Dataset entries
▼
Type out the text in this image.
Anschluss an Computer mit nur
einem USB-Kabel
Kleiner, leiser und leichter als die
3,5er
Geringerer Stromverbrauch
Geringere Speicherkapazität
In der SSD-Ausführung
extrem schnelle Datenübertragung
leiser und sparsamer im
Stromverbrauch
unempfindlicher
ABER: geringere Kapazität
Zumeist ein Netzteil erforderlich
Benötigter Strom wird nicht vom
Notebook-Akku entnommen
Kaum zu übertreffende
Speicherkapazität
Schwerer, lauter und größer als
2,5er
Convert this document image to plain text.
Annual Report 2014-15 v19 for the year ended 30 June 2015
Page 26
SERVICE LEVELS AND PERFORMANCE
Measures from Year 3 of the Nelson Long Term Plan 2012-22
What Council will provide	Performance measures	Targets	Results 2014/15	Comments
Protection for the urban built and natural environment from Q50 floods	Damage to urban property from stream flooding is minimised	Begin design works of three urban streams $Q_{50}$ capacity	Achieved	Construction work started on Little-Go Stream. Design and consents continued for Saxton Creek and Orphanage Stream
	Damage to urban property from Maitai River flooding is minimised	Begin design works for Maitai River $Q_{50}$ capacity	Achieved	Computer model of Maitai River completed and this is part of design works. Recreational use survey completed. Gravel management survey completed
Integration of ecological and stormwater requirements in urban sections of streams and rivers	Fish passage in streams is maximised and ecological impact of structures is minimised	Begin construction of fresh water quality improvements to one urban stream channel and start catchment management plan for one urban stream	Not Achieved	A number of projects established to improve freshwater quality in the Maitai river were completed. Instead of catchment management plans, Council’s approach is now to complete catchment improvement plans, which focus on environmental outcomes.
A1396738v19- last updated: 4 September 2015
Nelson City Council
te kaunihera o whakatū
▲
The request »
Say how many lines in the listing above include "text". Give nothing but the number.

Output for this exercise »
2